Requirement:
Every entry must be echoed exactly.

Recorded data:
▬▬▬

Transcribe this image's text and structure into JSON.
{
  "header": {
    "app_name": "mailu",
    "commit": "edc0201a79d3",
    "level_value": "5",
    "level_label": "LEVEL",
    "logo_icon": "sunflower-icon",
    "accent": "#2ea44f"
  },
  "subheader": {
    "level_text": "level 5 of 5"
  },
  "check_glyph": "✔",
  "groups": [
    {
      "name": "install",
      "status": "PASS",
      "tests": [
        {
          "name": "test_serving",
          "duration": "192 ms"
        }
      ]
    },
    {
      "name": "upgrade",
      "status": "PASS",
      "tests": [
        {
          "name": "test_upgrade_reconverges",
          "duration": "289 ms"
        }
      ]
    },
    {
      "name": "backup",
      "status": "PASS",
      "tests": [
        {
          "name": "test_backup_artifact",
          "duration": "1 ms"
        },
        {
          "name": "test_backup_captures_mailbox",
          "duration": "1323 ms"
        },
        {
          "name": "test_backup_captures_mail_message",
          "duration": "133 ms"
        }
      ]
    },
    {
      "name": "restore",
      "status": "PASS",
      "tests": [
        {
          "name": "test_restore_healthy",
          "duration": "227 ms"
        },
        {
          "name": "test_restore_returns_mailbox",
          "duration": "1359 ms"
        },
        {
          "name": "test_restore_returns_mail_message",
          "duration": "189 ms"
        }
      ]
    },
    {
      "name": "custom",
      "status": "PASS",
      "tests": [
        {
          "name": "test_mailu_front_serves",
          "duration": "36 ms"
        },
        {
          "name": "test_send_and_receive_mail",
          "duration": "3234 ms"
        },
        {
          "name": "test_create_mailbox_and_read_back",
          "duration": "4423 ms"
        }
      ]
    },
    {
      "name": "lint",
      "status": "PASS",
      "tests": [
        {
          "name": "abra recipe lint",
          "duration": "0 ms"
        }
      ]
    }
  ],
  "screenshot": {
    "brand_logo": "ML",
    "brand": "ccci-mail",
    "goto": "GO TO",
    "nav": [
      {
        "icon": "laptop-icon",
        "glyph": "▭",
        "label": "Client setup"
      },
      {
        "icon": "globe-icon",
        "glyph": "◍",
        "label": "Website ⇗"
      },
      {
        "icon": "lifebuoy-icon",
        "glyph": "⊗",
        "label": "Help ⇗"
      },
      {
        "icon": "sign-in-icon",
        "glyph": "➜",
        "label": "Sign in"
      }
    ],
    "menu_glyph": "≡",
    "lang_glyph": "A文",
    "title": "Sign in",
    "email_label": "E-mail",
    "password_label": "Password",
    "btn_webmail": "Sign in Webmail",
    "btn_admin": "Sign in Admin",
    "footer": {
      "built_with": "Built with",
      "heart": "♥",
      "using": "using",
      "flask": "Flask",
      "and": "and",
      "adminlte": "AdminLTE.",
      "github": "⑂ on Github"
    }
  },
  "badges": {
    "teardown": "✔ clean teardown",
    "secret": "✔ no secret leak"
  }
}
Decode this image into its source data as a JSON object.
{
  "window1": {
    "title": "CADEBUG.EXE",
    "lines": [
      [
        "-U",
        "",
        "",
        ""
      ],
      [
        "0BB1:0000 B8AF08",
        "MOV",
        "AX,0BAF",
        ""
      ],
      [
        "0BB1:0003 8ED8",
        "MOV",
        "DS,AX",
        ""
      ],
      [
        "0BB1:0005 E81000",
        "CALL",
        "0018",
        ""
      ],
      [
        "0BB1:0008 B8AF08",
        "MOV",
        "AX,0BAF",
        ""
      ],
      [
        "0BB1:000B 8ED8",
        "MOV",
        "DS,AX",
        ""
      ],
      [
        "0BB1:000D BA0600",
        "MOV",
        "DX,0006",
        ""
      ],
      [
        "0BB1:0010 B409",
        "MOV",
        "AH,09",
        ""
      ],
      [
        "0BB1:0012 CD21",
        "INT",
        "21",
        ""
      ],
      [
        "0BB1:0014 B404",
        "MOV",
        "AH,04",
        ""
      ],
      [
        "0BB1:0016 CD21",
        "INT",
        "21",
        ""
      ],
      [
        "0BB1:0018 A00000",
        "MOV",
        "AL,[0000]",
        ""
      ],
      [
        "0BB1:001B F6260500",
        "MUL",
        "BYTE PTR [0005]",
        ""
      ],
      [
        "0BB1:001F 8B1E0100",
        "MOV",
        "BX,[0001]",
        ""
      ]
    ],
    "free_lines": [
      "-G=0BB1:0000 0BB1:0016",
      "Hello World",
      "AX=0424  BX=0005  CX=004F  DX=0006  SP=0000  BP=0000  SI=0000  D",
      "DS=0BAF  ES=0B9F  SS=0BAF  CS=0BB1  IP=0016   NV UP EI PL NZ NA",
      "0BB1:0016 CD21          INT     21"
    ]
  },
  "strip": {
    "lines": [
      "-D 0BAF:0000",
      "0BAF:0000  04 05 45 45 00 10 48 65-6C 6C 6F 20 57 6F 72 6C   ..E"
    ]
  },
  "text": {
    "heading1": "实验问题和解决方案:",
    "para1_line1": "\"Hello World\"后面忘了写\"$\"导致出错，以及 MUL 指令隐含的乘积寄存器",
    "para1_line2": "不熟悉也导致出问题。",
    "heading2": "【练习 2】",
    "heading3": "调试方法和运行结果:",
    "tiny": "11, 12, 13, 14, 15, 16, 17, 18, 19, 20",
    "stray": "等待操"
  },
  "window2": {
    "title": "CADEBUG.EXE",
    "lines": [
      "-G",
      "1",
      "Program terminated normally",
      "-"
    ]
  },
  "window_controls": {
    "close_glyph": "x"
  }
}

▬▬▬

Output:
Transcribe this image's text and structure into JSON.
{
  "header": {
    "app_name": "mailu",
    "commit": "edc0201a79d3",
    "level_value": "5",
    "level_label": "LEVEL",
    "logo_icon": "sunflower-icon",
    "accent": "#2ea44f"
  },
  "subheader": {
    "level_text": "level 5 of 5"
  },
  "check_glyph": "✔",
  "groups": [
    {
      "name": "install",
      "status": "PASS",
      "tests": [
        {
          "name": "test_serving",
          "duration": "192 ms"
        }
      ]
    },
    {
      "name": "upgrade",
      "status": "PASS",
      "tests": [
        {
          "name": "test_upgrade_reconverges",
          "duration": "289 ms"
        }
      ]
    },
    {
      "name": "backup",
      "status": "PASS",
      "tests": [
        {
          "name": "test_backup_artifact",
          "duration": "1 ms"
        },
        {
          "name": "test_backup_captures_mailbox",
          "duration": "1323 ms"
        },
        {
          "name": "test_backup_captures_mail_message",
          "duration": "133 ms"
        }
      ]
    },
    {
      "name": "restore",
      "status": "PASS",
      "tests": [
        {
          "name": "test_restore_healthy",
          "duration": "227 ms"
        },
        {
          "name": "test_restore_returns_mailbox",
          "duration": "1359 ms"
        },
        {
          "name": "test_restore_returns_mail_message",
          "duration": "189 ms"
        }
      ]
    },
    {
      "name": "custom",
      "status": "PASS",
      "tests": [
        {
          "name": "test_mailu_front_serves",
          "duration": "36 ms"
        },
        {
          "name": "test_send_and_receive_mail",
          "duration": "3234 ms"
        },
        {
          "name": "test_create_mailbox_and_read_back",
          "duration": "4423 ms"
        }
      ]
    },
    {
      "name": "lint",
      "status": "PASS",
      "tests": [
        {
          "name": "abra recipe lint",
          "duration": "0 ms"
        }
      ]
    }
  ],
  "screenshot": {
    "brand_logo": "ML",
    "brand": "ccci-mail",
    "goto": "GO TO",
    "nav": [
      {
        "icon": "laptop-icon",
        "glyph": "▭",
        "label": "Client setup"
      },
      {
        "icon": "globe-icon",
        "glyph": "◍",
        "label": "Website ⇗"
      },
      {
        "icon": "lifebuoy-icon",
        "glyph": "⊗",
        "label": "Help ⇗"
      },
      {
        "icon": "sign-in-icon",
        "glyph": "➜",
        "label": "Sign in"
      }
    ],
    "menu_glyph": "≡",
    "lang_glyph": "A文",
    "title": "Sign in",
    "email_label": "E-mail",
    "password_label": "Password",
    "btn_webmail": "Sign in Webmail",
    "btn_admin": "Sign in Admin",
    "footer": {
      "built_with": "Built with",
      "heart": "♥",
      "using": "using",
      "flask": "Flask",
      "and": "and",
      "adminlte": "AdminLTE.",
      "github": "⑂ on Github"
    }
  },
  "badges": {
    "teardown": "✔ clean teardown",
    "secret": "✔ no secret leak"
  }
}
Decode this image into its source data as a JSON object.
{
  "window1": {
    "title": "CADEBUG.EXE",
    "lines": [
      [
        "-U",
        "",
        "",
        ""
      ],
      [
        "0BB1:0000 B8AF08",
        "MOV",
        "AX,0BAF",
        ""
      ],
      [
        "0BB1:0003 8ED8",
        "MOV",
        "DS,AX",
        ""
      ],
      [
        "0BB1:0005 E81000",
        "CALL",
        "0018",
        ""
      ],
      [
        "0BB1:0008 B8AF08",
        "MOV",
        "AX,0BAF",
        ""
      ],
      [
        "0BB1:000B 8ED8",
        "MOV",
        "DS,AX",
        ""
      ],
      [
        "0BB1:000D BA0600",
        "MOV",
        "DX,0006",
        ""
      ],
      [
        "0BB1:0010 B409",
        "MOV",
        "AH,09",
        ""
      ],
      [
        "0BB1:0012 CD21",
        "INT",
        "21",
        ""
      ],
      [
        "0BB1:0014 B404",
        "MOV",
        "AH,04",
        ""
      ],
      [
        "0BB1:0016 CD21",
        "INT",
        "21",
        ""
      ],
      [
        "0BB1:0018 A00000",
        "MOV",
        "AL,[0000]",
        ""
      ],
      [
        "0BB1:001B F6260500",
        "MUL",
        "BYTE PTR [0005]",
        ""
      ],
      [
        "0BB1:001F 8B1E0100",
        "MOV",
        "BX,[0001]",
        ""
      ]
    ],
    "free_lines": [
      "-G=0BB1:0000 0BB1:0016",
      "Hello World",
      "AX=0424  BX=0005  CX=004F  DX=0006  SP=0000  BP=0000  SI=0000  D",
      "DS=0BAF  ES=0B9F  SS=0BAF  CS=0BB1  IP=0016   NV UP EI PL NZ NA",
      "0BB1:0016 CD21          INT     21"
    ]
  },
  "strip": {
    "lines": [
      "-D 0BAF:0000",
      "0BAF:0000  04 05 45 45 00 10 48 65-6C 6C 6F 20 57 6F 72 6C   ..E"
    ]
  },
  "text": {
    "heading1": "实验问题和解决方案:",
    "para1_line1": "\"Hello World\"后面忘了写\"$\"导致出错，以及 MUL 指令隐含的乘积寄存器",
    "para1_line2": "不熟悉也导致出问题。",
    "heading2": "【练习 2】",
    "heading3": "调试方法和运行结果:",
    "tiny": "11, 12, 13, 14, 15, 16, 17, 18, 19, 20",
    "stray": "等待操"
  },
  "window2": {
    "title": "CADEBUG.EXE",
    "lines": [
      "-G",
      "1",
      "Program terminated normally",
      "-"
    ]
  },
  "window_controls": {
    "close_glyph": "x"
  }
}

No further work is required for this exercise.